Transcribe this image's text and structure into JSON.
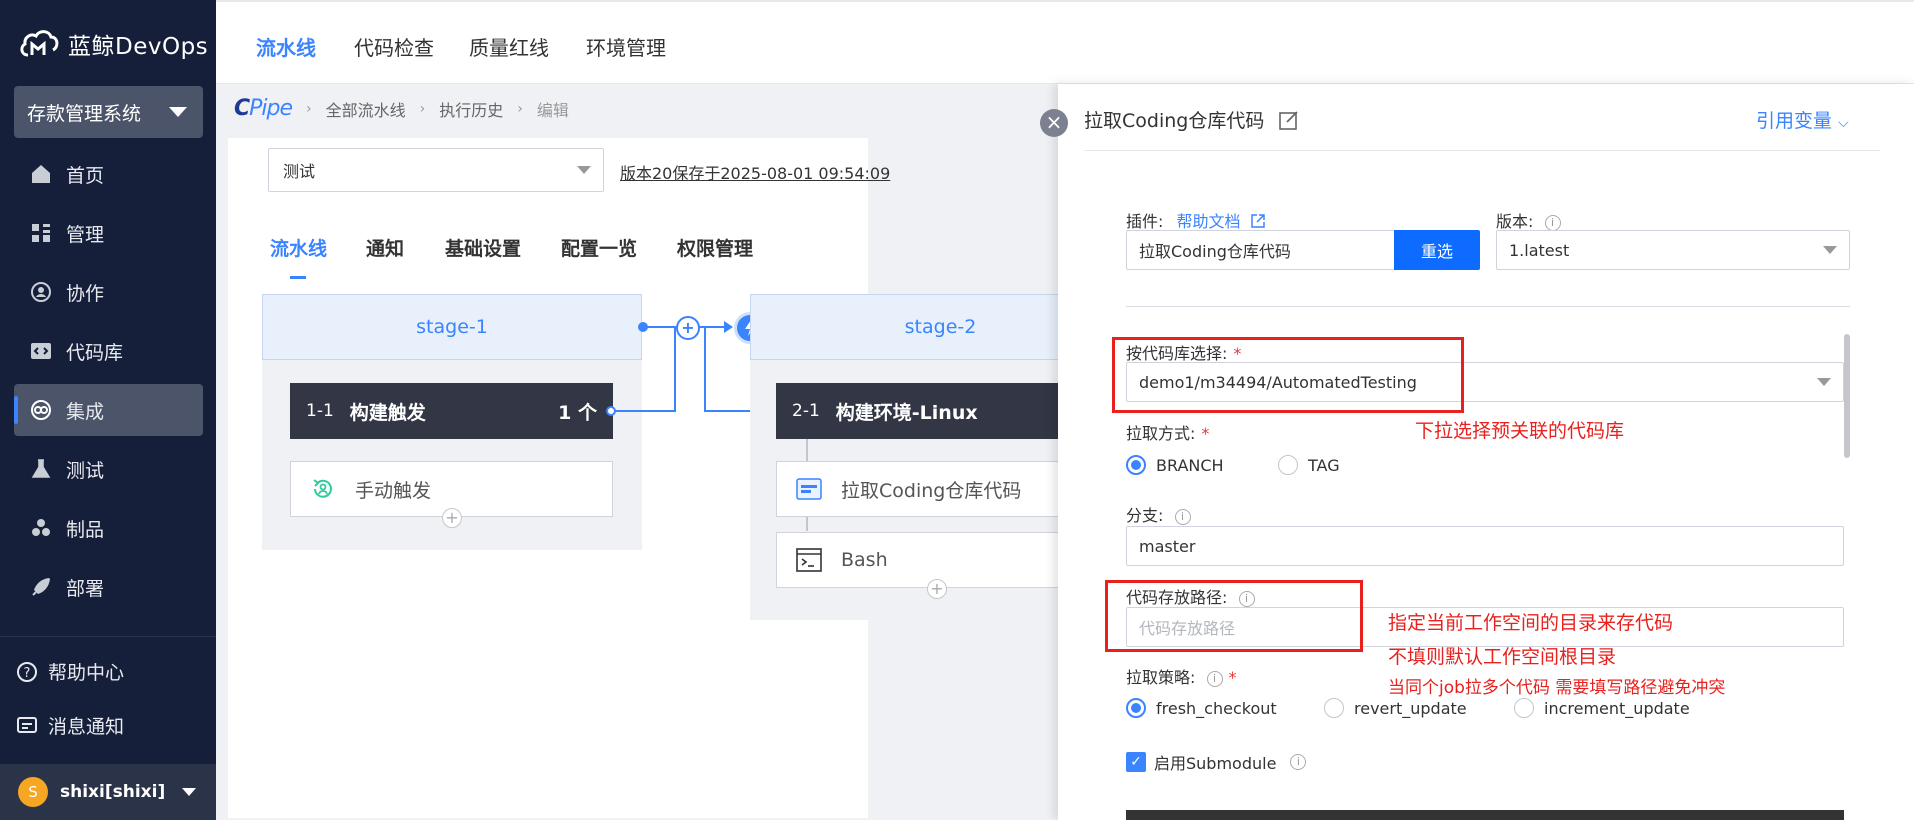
{
  "sidebar": {
    "logo_text": "蓝鲸DevOps",
    "project": "存款管理系统",
    "items": [
      {
        "label": "首页",
        "icon": "home-icon"
      },
      {
        "label": "管理",
        "icon": "grid-icon"
      },
      {
        "label": "协作",
        "icon": "collab-icon"
      },
      {
        "label": "代码库",
        "icon": "code-icon"
      },
      {
        "label": "集成",
        "icon": "integration-icon"
      },
      {
        "label": "测试",
        "icon": "test-icon"
      },
      {
        "label": "制品",
        "icon": "artifact-icon"
      },
      {
        "label": "部署",
        "icon": "rocket-icon"
      }
    ],
    "help": "帮助中心",
    "messages": "消息通知",
    "user": "shixi[shixi]",
    "avatar_letter": "S"
  },
  "topnav": {
    "tabs": [
      "流水线",
      "代码检查",
      "质量红线",
      "环境管理"
    ]
  },
  "breadcrumb": {
    "logo_main": "C",
    "logo_rest": "Pipe",
    "items": [
      "全部流水线",
      "执行历史",
      "编辑"
    ]
  },
  "editor": {
    "version_select": "测试",
    "version_info": "版本20保存于2025-08-01 09:54:09",
    "tabs": [
      "流水线",
      "通知",
      "基础设置",
      "配置一览",
      "权限管理"
    ]
  },
  "pipeline": {
    "stage1": {
      "name": "stage-1",
      "job_num": "1-1",
      "job_title": "构建触发",
      "job_count": "1 个",
      "atom": "手动触发"
    },
    "stage2": {
      "name": "stage-2",
      "job_num": "2-1",
      "job_title": "构建环境-Linux",
      "atoms": [
        "拉取Coding仓库代码",
        "Bash"
      ]
    }
  },
  "panel": {
    "title": "拉取Coding仓库代码",
    "ref_var": "引用变量",
    "plugin_label": "插件:",
    "help_doc": "帮助文档",
    "plugin_value": "拉取Coding仓库代码",
    "reselect": "重选",
    "version_label": "版本:",
    "version_value": "1.latest",
    "repo_label": "按代码库选择:",
    "repo_value": "demo1/m34494/AutomatedTesting",
    "pull_mode_label": "拉取方式:",
    "pull_modes": [
      "BRANCH",
      "TAG"
    ],
    "branch_label": "分支:",
    "branch_value": "master",
    "path_label": "代码存放路径:",
    "path_placeholder": "代码存放路径",
    "strategy_label": "拉取策略:",
    "strategies": [
      "fresh_checkout",
      "revert_update",
      "increment_update"
    ],
    "submodule": "启用Submodule",
    "annotations": {
      "repo_hint": "下拉选择预关联的代码库",
      "path_hint1": "指定当前工作空间的目录来存代码",
      "path_hint2": "不填则默认工作空间根目录",
      "path_hint3": "当同个job拉多个代码 需要填写路径避免冲突"
    }
  },
  "colors": {
    "accent": "#3a84ff",
    "sidebar_bg": "#161f39",
    "annotation_red": "#e8211e"
  }
}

- **Problem details**
Omit the images and transcribe all of the records above word for word.

- **Right answer**
Transcribe this image's text and structure into JSON.
{
  "sidebar": {
    "logo_text": "蓝鲸DevOps",
    "project": "存款管理系统",
    "items": [
      {
        "label": "首页",
        "icon": "home-icon"
      },
      {
        "label": "管理",
        "icon": "grid-icon"
      },
      {
        "label": "协作",
        "icon": "collab-icon"
      },
      {
        "label": "代码库",
        "icon": "code-icon"
      },
      {
        "label": "集成",
        "icon": "integration-icon"
      },
      {
        "label": "测试",
        "icon": "test-icon"
      },
      {
        "label": "制品",
        "icon": "artifact-icon"
      },
      {
        "label": "部署",
        "icon": "rocket-icon"
      }
    ],
    "help": "帮助中心",
    "messages": "消息通知",
    "user": "shixi[shixi]",
    "avatar_letter": "S"
  },
  "topnav": {
    "tabs": [
      "流水线",
      "代码检查",
      "质量红线",
      "环境管理"
    ]
  },
  "breadcrumb": {
    "logo_main": "C",
    "logo_rest": "Pipe",
    "items": [
      "全部流水线",
      "执行历史",
      "编辑"
    ]
  },
  "editor": {
    "version_select": "测试",
    "version_info": "版本20保存于2025-08-01 09:54:09",
    "tabs": [
      "流水线",
      "通知",
      "基础设置",
      "配置一览",
      "权限管理"
    ]
  },
  "pipeline": {
    "stage1": {
      "name": "stage-1",
      "job_num": "1-1",
      "job_title": "构建触发",
      "job_count": "1 个",
      "atom": "手动触发"
    },
    "stage2": {
      "name": "stage-2",
      "job_num": "2-1",
      "job_title": "构建环境-Linux",
      "atoms": [
        "拉取Coding仓库代码",
        "Bash"
      ]
    }
  },
  "panel": {
    "title": "拉取Coding仓库代码",
    "ref_var": "引用变量",
    "plugin_label": "插件:",
    "help_doc": "帮助文档",
    "plugin_value": "拉取Coding仓库代码",
    "reselect": "重选",
    "version_label": "版本:",
    "version_value": "1.latest",
    "repo_label": "按代码库选择:",
    "repo_value": "demo1/m34494/AutomatedTesting",
    "pull_mode_label": "拉取方式:",
    "pull_modes": [
      "BRANCH",
      "TAG"
    ],
    "branch_label": "分支:",
    "branch_value": "master",
    "path_label": "代码存放路径:",
    "path_placeholder": "代码存放路径",
    "strategy_label": "拉取策略:",
    "strategies": [
      "fresh_checkout",
      "revert_update",
      "increment_update"
    ],
    "submodule": "启用Submodule",
    "annotations": {
      "repo_hint": "下拉选择预关联的代码库",
      "path_hint1": "指定当前工作空间的目录来存代码",
      "path_hint2": "不填则默认工作空间根目录",
      "path_hint3": "当同个job拉多个代码 需要填写路径避免冲突"
    }
  },
  "colors": {
    "accent": "#3a84ff",
    "sidebar_bg": "#161f39",
    "annotation_red": "#e8211e"
  }
}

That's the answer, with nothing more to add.